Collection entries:
--------------------

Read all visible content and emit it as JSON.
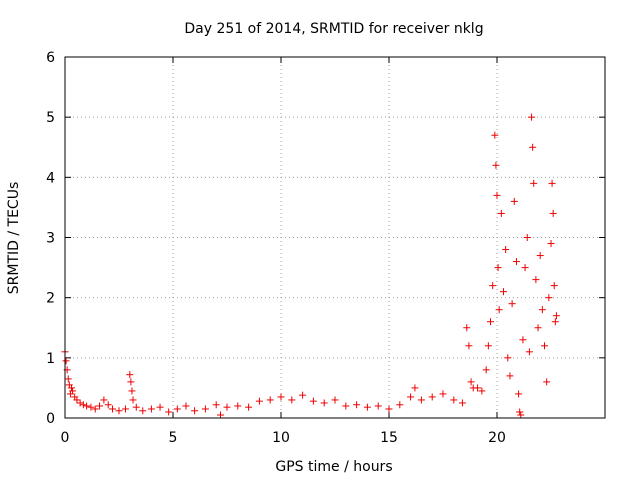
{
  "chart_data": {
    "type": "scatter",
    "title": "Day 251 of 2014, SRMTID for receiver nklg",
    "xlabel": "GPS time / hours",
    "ylabel": "SRMTID / TECUs",
    "xlim": [
      0,
      25
    ],
    "ylim": [
      0,
      6
    ],
    "xticks": [
      "0",
      "5",
      "10",
      "15",
      "20"
    ],
    "yticks": [
      "0",
      "1",
      "2",
      "3",
      "4",
      "5",
      "6"
    ],
    "grid": true,
    "series": [
      {
        "name": "SRMTID",
        "color": "#ee0000",
        "marker": "+",
        "points": [
          [
            0.0,
            1.1
          ],
          [
            0.05,
            0.95
          ],
          [
            0.1,
            0.8
          ],
          [
            0.15,
            0.65
          ],
          [
            0.2,
            0.55
          ],
          [
            0.25,
            0.4
          ],
          [
            0.3,
            0.5
          ],
          [
            0.35,
            0.45
          ],
          [
            0.45,
            0.35
          ],
          [
            0.55,
            0.3
          ],
          [
            0.7,
            0.25
          ],
          [
            0.85,
            0.22
          ],
          [
            1.0,
            0.2
          ],
          [
            1.2,
            0.18
          ],
          [
            1.4,
            0.15
          ],
          [
            1.6,
            0.2
          ],
          [
            1.8,
            0.3
          ],
          [
            2.0,
            0.22
          ],
          [
            2.2,
            0.15
          ],
          [
            2.5,
            0.12
          ],
          [
            2.8,
            0.15
          ],
          [
            3.0,
            0.72
          ],
          [
            3.05,
            0.6
          ],
          [
            3.1,
            0.45
          ],
          [
            3.15,
            0.3
          ],
          [
            3.3,
            0.18
          ],
          [
            3.6,
            0.12
          ],
          [
            4.0,
            0.15
          ],
          [
            4.4,
            0.18
          ],
          [
            4.8,
            0.1
          ],
          [
            5.2,
            0.15
          ],
          [
            5.6,
            0.2
          ],
          [
            6.0,
            0.12
          ],
          [
            6.5,
            0.15
          ],
          [
            7.0,
            0.22
          ],
          [
            7.2,
            0.05
          ],
          [
            7.5,
            0.18
          ],
          [
            8.0,
            0.2
          ],
          [
            8.5,
            0.18
          ],
          [
            9.0,
            0.28
          ],
          [
            9.5,
            0.3
          ],
          [
            10.0,
            0.35
          ],
          [
            10.5,
            0.3
          ],
          [
            11.0,
            0.38
          ],
          [
            11.5,
            0.28
          ],
          [
            12.0,
            0.25
          ],
          [
            12.5,
            0.3
          ],
          [
            13.0,
            0.2
          ],
          [
            13.5,
            0.22
          ],
          [
            14.0,
            0.18
          ],
          [
            14.5,
            0.2
          ],
          [
            15.0,
            0.15
          ],
          [
            15.5,
            0.22
          ],
          [
            16.0,
            0.35
          ],
          [
            16.2,
            0.5
          ],
          [
            16.5,
            0.3
          ],
          [
            17.0,
            0.35
          ],
          [
            17.5,
            0.4
          ],
          [
            18.0,
            0.3
          ],
          [
            18.4,
            0.25
          ],
          [
            18.6,
            1.5
          ],
          [
            18.7,
            1.2
          ],
          [
            18.8,
            0.6
          ],
          [
            18.9,
            0.5
          ],
          [
            19.1,
            0.5
          ],
          [
            19.3,
            0.45
          ],
          [
            19.5,
            0.8
          ],
          [
            19.6,
            1.2
          ],
          [
            19.7,
            1.6
          ],
          [
            19.8,
            2.2
          ],
          [
            19.9,
            4.7
          ],
          [
            19.95,
            4.2
          ],
          [
            20.0,
            3.7
          ],
          [
            20.05,
            2.5
          ],
          [
            20.1,
            1.8
          ],
          [
            20.2,
            3.4
          ],
          [
            20.3,
            2.1
          ],
          [
            20.4,
            2.8
          ],
          [
            20.5,
            1.0
          ],
          [
            20.6,
            0.7
          ],
          [
            20.7,
            1.9
          ],
          [
            20.8,
            3.6
          ],
          [
            20.9,
            2.6
          ],
          [
            21.0,
            0.4
          ],
          [
            21.05,
            0.1
          ],
          [
            21.1,
            0.05
          ],
          [
            21.2,
            1.3
          ],
          [
            21.3,
            2.5
          ],
          [
            21.4,
            3.0
          ],
          [
            21.5,
            1.1
          ],
          [
            21.6,
            5.0
          ],
          [
            21.65,
            4.5
          ],
          [
            21.7,
            3.9
          ],
          [
            21.8,
            2.3
          ],
          [
            21.9,
            1.5
          ],
          [
            22.0,
            2.7
          ],
          [
            22.1,
            1.8
          ],
          [
            22.2,
            1.2
          ],
          [
            22.3,
            0.6
          ],
          [
            22.4,
            2.0
          ],
          [
            22.5,
            2.9
          ],
          [
            22.55,
            3.9
          ],
          [
            22.6,
            3.4
          ],
          [
            22.65,
            2.2
          ],
          [
            22.7,
            1.6
          ],
          [
            22.75,
            1.7
          ]
        ]
      }
    ]
  }
}
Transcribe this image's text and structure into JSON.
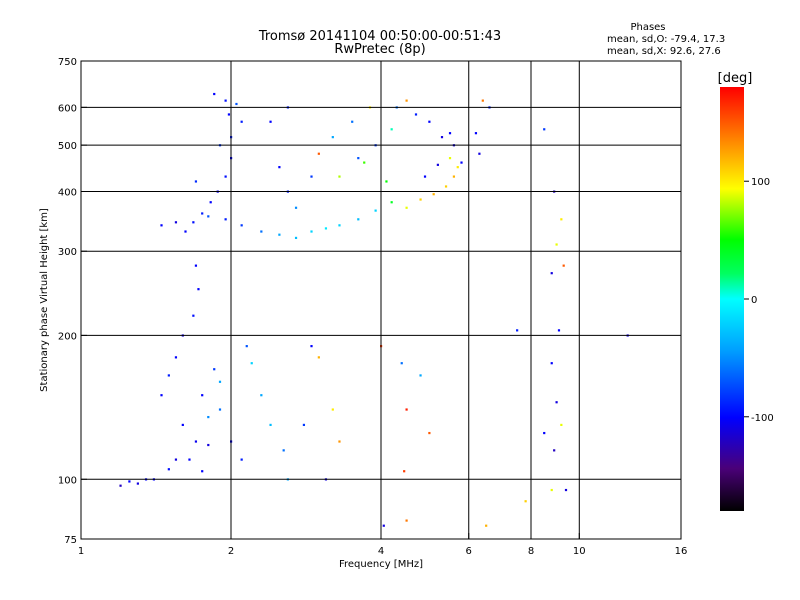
{
  "chart_data": {
    "type": "scatter",
    "title": "Tromsø 20141104 00:50:00-00:51:43",
    "subtitle": "RwPretec (8p)",
    "stats": {
      "heading": "Phases",
      "line_o": "mean, sd,O: -79.4, 17.3",
      "line_x": "mean, sd,X:  92.6, 27.6"
    },
    "xlabel": "Frequency [MHz]",
    "ylabel": "Stationary phase Virtual Height [km]",
    "x_scale": "log2",
    "y_scale": "log",
    "xlim": [
      1,
      16
    ],
    "ylim": [
      75,
      750
    ],
    "x_ticks": [
      {
        "value": 1,
        "label": "1"
      },
      {
        "value": 2,
        "label": "2"
      },
      {
        "value": 4,
        "label": "4"
      },
      {
        "value": 6,
        "label": "6"
      },
      {
        "value": 8,
        "label": "8"
      },
      {
        "value": 10,
        "label": "10"
      },
      {
        "value": 16,
        "label": "16"
      }
    ],
    "y_ticks": [
      {
        "value": 75,
        "label": "75"
      },
      {
        "value": 100,
        "label": "100"
      },
      {
        "value": 200,
        "label": "200"
      },
      {
        "value": 300,
        "label": "300"
      },
      {
        "value": 400,
        "label": "400"
      },
      {
        "value": 500,
        "label": "500"
      },
      {
        "value": 600,
        "label": "600"
      },
      {
        "value": 750,
        "label": "750"
      }
    ],
    "gridlines_x": [
      2,
      4,
      6,
      8,
      10
    ],
    "gridlines_y": [
      100,
      200,
      300,
      400,
      500,
      600
    ],
    "colorbar": {
      "label": "[deg]",
      "range": [
        -180,
        180
      ],
      "ticks": [
        {
          "value": 100,
          "label": "100"
        },
        {
          "value": 0,
          "label": "0"
        },
        {
          "value": -100,
          "label": "-100"
        }
      ]
    },
    "series": [
      {
        "values": [
          [
            1.62,
            330,
            -100
          ],
          [
            1.68,
            345,
            -95
          ],
          [
            1.75,
            360,
            -90
          ],
          [
            1.82,
            380,
            -100
          ],
          [
            1.88,
            400,
            -105
          ],
          [
            1.95,
            430,
            -95
          ],
          [
            2.0,
            470,
            -100
          ],
          [
            2.0,
            520,
            -90
          ],
          [
            1.98,
            580,
            -100
          ],
          [
            1.95,
            620,
            -95
          ],
          [
            1.85,
            640,
            -100
          ],
          [
            1.55,
            345,
            -110
          ],
          [
            1.45,
            340,
            -100
          ],
          [
            1.7,
            420,
            -85
          ],
          [
            1.9,
            500,
            -80
          ],
          [
            2.05,
            610,
            -70
          ],
          [
            2.1,
            560,
            -90
          ],
          [
            1.8,
            355,
            -70
          ],
          [
            1.95,
            350,
            -90
          ],
          [
            2.1,
            340,
            -80
          ],
          [
            2.3,
            330,
            -60
          ],
          [
            2.5,
            325,
            -40
          ],
          [
            2.7,
            320,
            -30
          ],
          [
            2.9,
            330,
            -20
          ],
          [
            3.1,
            335,
            -10
          ],
          [
            3.3,
            340,
            -20
          ],
          [
            3.6,
            350,
            -30
          ],
          [
            3.9,
            365,
            -20
          ],
          [
            4.2,
            380,
            40
          ],
          [
            4.5,
            370,
            90
          ],
          [
            4.8,
            385,
            110
          ],
          [
            5.1,
            395,
            120
          ],
          [
            5.4,
            410,
            110
          ],
          [
            5.6,
            430,
            120
          ],
          [
            5.7,
            450,
            100
          ],
          [
            5.5,
            470,
            90
          ],
          [
            4.3,
            600,
            -60
          ],
          [
            4.5,
            620,
            130
          ],
          [
            4.7,
            580,
            -90
          ],
          [
            5.0,
            560,
            -100
          ],
          [
            5.3,
            520,
            -110
          ],
          [
            5.6,
            500,
            -110
          ],
          [
            5.8,
            460,
            -100
          ],
          [
            3.2,
            520,
            -40
          ],
          [
            3.5,
            560,
            -60
          ],
          [
            3.8,
            600,
            100
          ],
          [
            3.0,
            480,
            150
          ],
          [
            3.3,
            430,
            80
          ],
          [
            2.6,
            600,
            -90
          ],
          [
            2.4,
            560,
            -100
          ],
          [
            2.5,
            450,
            -100
          ],
          [
            2.6,
            400,
            -90
          ],
          [
            6.4,
            620,
            140
          ],
          [
            6.6,
            600,
            -90
          ],
          [
            6.2,
            530,
            -100
          ],
          [
            6.3,
            480,
            -110
          ],
          [
            8.5,
            540,
            -80
          ],
          [
            8.9,
            400,
            -120
          ],
          [
            9.2,
            350,
            100
          ],
          [
            9.0,
            310,
            90
          ],
          [
            9.3,
            280,
            150
          ],
          [
            8.8,
            270,
            -110
          ],
          [
            9.1,
            205,
            -100
          ],
          [
            7.5,
            205,
            -90
          ],
          [
            12.5,
            200,
            -110
          ],
          [
            1.7,
            280,
            -100
          ],
          [
            1.72,
            250,
            -100
          ],
          [
            1.68,
            220,
            -95
          ],
          [
            1.6,
            200,
            -110
          ],
          [
            1.55,
            180,
            -100
          ],
          [
            1.5,
            165,
            -90
          ],
          [
            1.45,
            150,
            -100
          ],
          [
            1.6,
            130,
            -100
          ],
          [
            1.7,
            120,
            -105
          ],
          [
            1.8,
            118,
            -110
          ],
          [
            1.65,
            110,
            -100
          ],
          [
            1.5,
            105,
            -95
          ],
          [
            1.4,
            100,
            -100
          ],
          [
            1.3,
            98,
            -110
          ],
          [
            1.2,
            97,
            -120
          ],
          [
            1.75,
            150,
            -100
          ],
          [
            1.85,
            170,
            -80
          ],
          [
            1.9,
            140,
            -60
          ],
          [
            2.0,
            120,
            -100
          ],
          [
            2.1,
            110,
            -90
          ],
          [
            2.2,
            175,
            -20
          ],
          [
            2.3,
            150,
            -40
          ],
          [
            2.4,
            130,
            -30
          ],
          [
            2.55,
            115,
            -60
          ],
          [
            2.6,
            100,
            -40
          ],
          [
            2.8,
            130,
            -80
          ],
          [
            2.9,
            190,
            -100
          ],
          [
            3.1,
            100,
            -110
          ],
          [
            3.2,
            140,
            100
          ],
          [
            3.3,
            120,
            130
          ],
          [
            3.0,
            180,
            120
          ],
          [
            4.0,
            190,
            160
          ],
          [
            4.4,
            175,
            -60
          ],
          [
            4.5,
            140,
            170
          ],
          [
            4.45,
            104,
            160
          ],
          [
            4.05,
            80,
            -110
          ],
          [
            4.5,
            82,
            140
          ],
          [
            5.0,
            125,
            150
          ],
          [
            4.8,
            165,
            -40
          ],
          [
            6.5,
            80,
            120
          ],
          [
            7.8,
            90,
            110
          ],
          [
            8.8,
            95,
            90
          ],
          [
            9.4,
            95,
            -110
          ],
          [
            8.5,
            125,
            -100
          ],
          [
            8.8,
            175,
            -100
          ],
          [
            9.0,
            145,
            -110
          ],
          [
            9.2,
            130,
            90
          ],
          [
            8.9,
            115,
            -120
          ],
          [
            1.35,
            100,
            -100
          ],
          [
            1.25,
            99,
            -100
          ],
          [
            1.55,
            110,
            -110
          ],
          [
            1.75,
            104,
            -100
          ],
          [
            1.8,
            135,
            -50
          ],
          [
            1.9,
            160,
            -40
          ],
          [
            2.15,
            190,
            -70
          ],
          [
            3.7,
            460,
            60
          ],
          [
            4.1,
            420,
            50
          ],
          [
            4.9,
            430,
            -100
          ],
          [
            5.2,
            455,
            -110
          ],
          [
            5.5,
            530,
            -100
          ],
          [
            4.2,
            540,
            10
          ],
          [
            3.9,
            500,
            -80
          ],
          [
            3.6,
            470,
            -70
          ],
          [
            2.9,
            430,
            -80
          ],
          [
            2.7,
            370,
            -50
          ]
        ]
      }
    ]
  }
}
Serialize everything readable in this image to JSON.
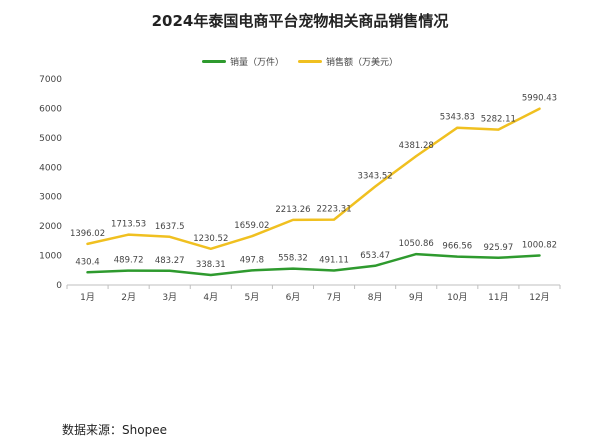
{
  "chart_data": {
    "type": "line",
    "title": "2024年泰国电商平台宠物相关商品销售情况",
    "categories": [
      "1月",
      "2月",
      "3月",
      "4月",
      "5月",
      "6月",
      "7月",
      "8月",
      "9月",
      "10月",
      "11月",
      "12月"
    ],
    "series": [
      {
        "name": "销量（万件）",
        "color": "#2e9a2e",
        "values": [
          430.4,
          489.72,
          483.27,
          338.31,
          497.8,
          558.32,
          491.11,
          653.47,
          1050.86,
          966.56,
          925.97,
          1000.82
        ],
        "labels": [
          "430.4",
          "489.72",
          "483.27",
          "338.31",
          "497.8",
          "558.32",
          "491.11",
          "653.47",
          "1050.86",
          "966.56",
          "925.97",
          "1000.82"
        ]
      },
      {
        "name": "销售额（万美元）",
        "color": "#f0c020",
        "values": [
          1396.02,
          1713.53,
          1637.5,
          1230.52,
          1659.02,
          2213.26,
          2223.31,
          3343.52,
          4381.28,
          5343.83,
          5282.11,
          5990.43
        ],
        "labels": [
          "1396.02",
          "1713.53",
          "1637.5",
          "1230.52",
          "1659.02",
          "2213.26",
          "2223.31",
          "3343.52",
          "4381.28",
          "5343.83",
          "5282.11",
          "5990.43"
        ]
      }
    ],
    "ylim": [
      0,
      7000
    ],
    "yticks": [
      0,
      1000,
      2000,
      3000,
      4000,
      5000,
      6000,
      7000
    ],
    "xlabel": "",
    "ylabel": "",
    "grid": false,
    "legend": "top-center"
  },
  "footer": {
    "source_label": "数据来源：",
    "source_value": "Shopee"
  }
}
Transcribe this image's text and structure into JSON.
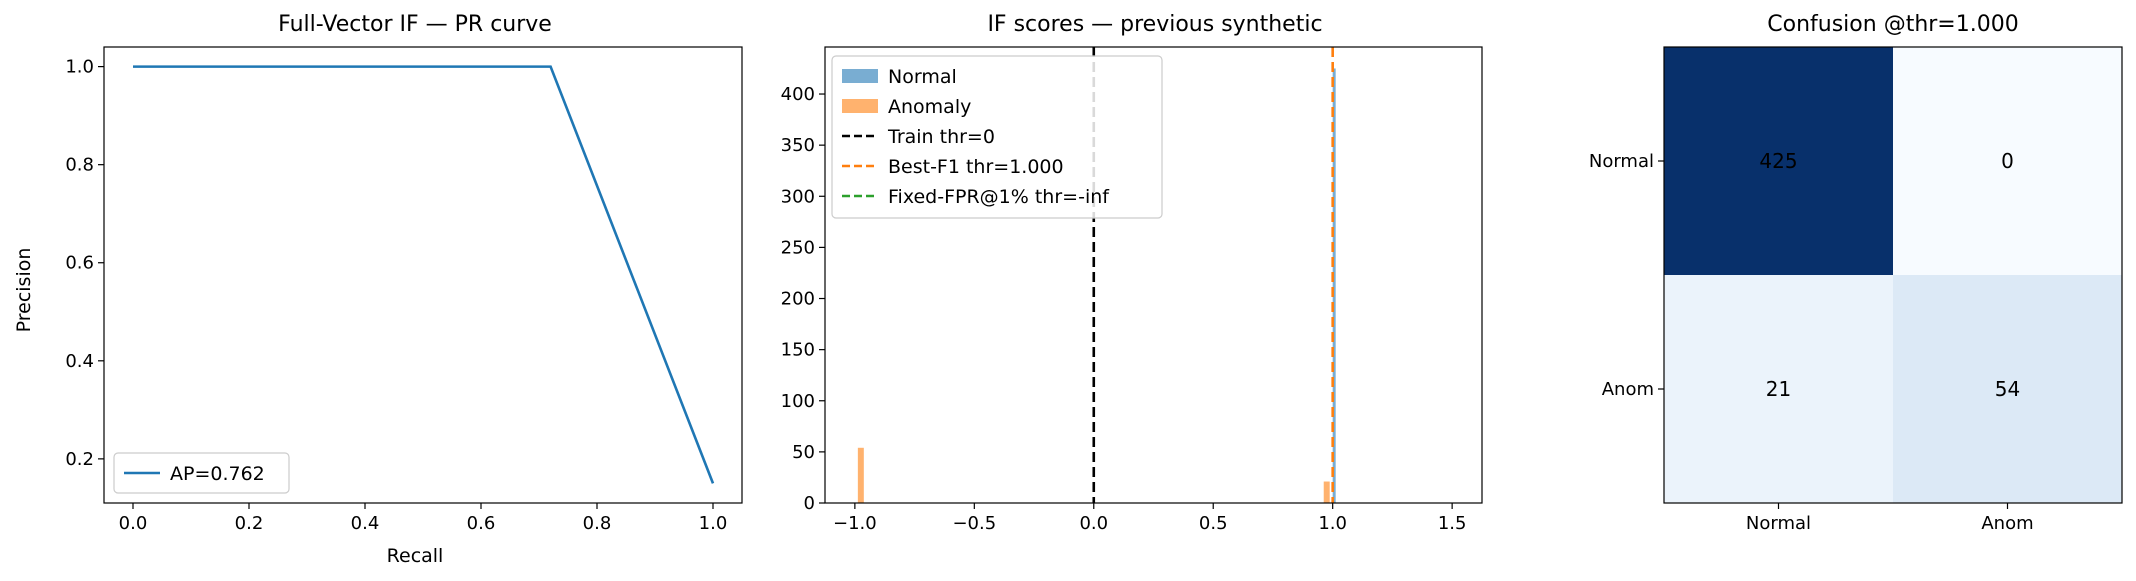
{
  "chart_data": [
    {
      "type": "line",
      "title": "Full-Vector IF — PR curve",
      "xlabel": "Recall",
      "ylabel": "Precision",
      "xlim": [
        -0.05,
        1.05
      ],
      "ylim": [
        0.11,
        1.04
      ],
      "xticks": [
        0.0,
        0.2,
        0.4,
        0.6,
        0.8,
        1.0
      ],
      "yticks": [
        0.2,
        0.4,
        0.6,
        0.8,
        1.0
      ],
      "xtick_labels": [
        "0.0",
        "0.2",
        "0.4",
        "0.6",
        "0.8",
        "1.0"
      ],
      "ytick_labels": [
        "0.2",
        "0.4",
        "0.6",
        "0.8",
        "1.0"
      ],
      "series": [
        {
          "name": "AP=0.762",
          "color": "#1f77b4",
          "x": [
            0.0,
            0.72,
            1.0
          ],
          "y": [
            1.0,
            1.0,
            0.15
          ]
        }
      ],
      "legend": "lower-left",
      "grid": false
    },
    {
      "type": "histogram",
      "title": "IF scores — previous synthetic",
      "xlim": [
        -1.125,
        1.625
      ],
      "ylim": [
        0,
        446
      ],
      "xticks": [
        -1.0,
        -0.5,
        0.0,
        0.5,
        1.0,
        1.5
      ],
      "yticks": [
        0,
        50,
        100,
        150,
        200,
        250,
        300,
        350,
        400
      ],
      "xtick_labels": [
        "−1.0",
        "−0.5",
        "0.0",
        "0.5",
        "1.0",
        "1.5"
      ],
      "ytick_labels": [
        "0",
        "50",
        "100",
        "150",
        "200",
        "250",
        "300",
        "350",
        "400"
      ],
      "series": [
        {
          "name": "Normal",
          "color": "#1f77b4",
          "bins": [
            {
              "x0": 1.0,
              "x1": 1.0125,
              "count": 425
            }
          ]
        },
        {
          "name": "Anomaly",
          "color": "#ff7f0e",
          "bins": [
            {
              "x0": -0.9875,
              "x1": -0.9625,
              "count": 54
            },
            {
              "x0": 0.9625,
              "x1": 0.9875,
              "count": 21
            }
          ]
        }
      ],
      "vlines": [
        {
          "name": "Train thr=0",
          "x": 0.0,
          "color": "#000000"
        },
        {
          "name": "Best-F1 thr=1.000",
          "x": 1.0,
          "color": "#ff7f0e"
        },
        {
          "name": "Fixed-FPR@1% thr=-inf",
          "x": null,
          "color": "#2ca02c"
        }
      ],
      "legend": "upper-left",
      "grid": false
    },
    {
      "type": "heatmap",
      "title": "Confusion @thr=1.000",
      "row_labels": [
        "Normal",
        "Anom"
      ],
      "col_labels": [
        "Normal",
        "Anom"
      ],
      "values": [
        [
          425,
          0
        ],
        [
          21,
          54
        ]
      ],
      "colormap": "Blues",
      "colors": [
        [
          "#08306b",
          "#f7fbff"
        ],
        [
          "#ebf3fb",
          "#dce9f6"
        ]
      ],
      "text_colors": [
        [
          "#000000",
          "#000000"
        ],
        [
          "#000000",
          "#000000"
        ]
      ]
    }
  ]
}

--------------------

**GIVEN EXERCISE**
Collect each line above holding the string "legend".

**EXERCISE RESULT**
    "legend": "top-center"
      "legend": "lower-left",
      "legend": "upper-left",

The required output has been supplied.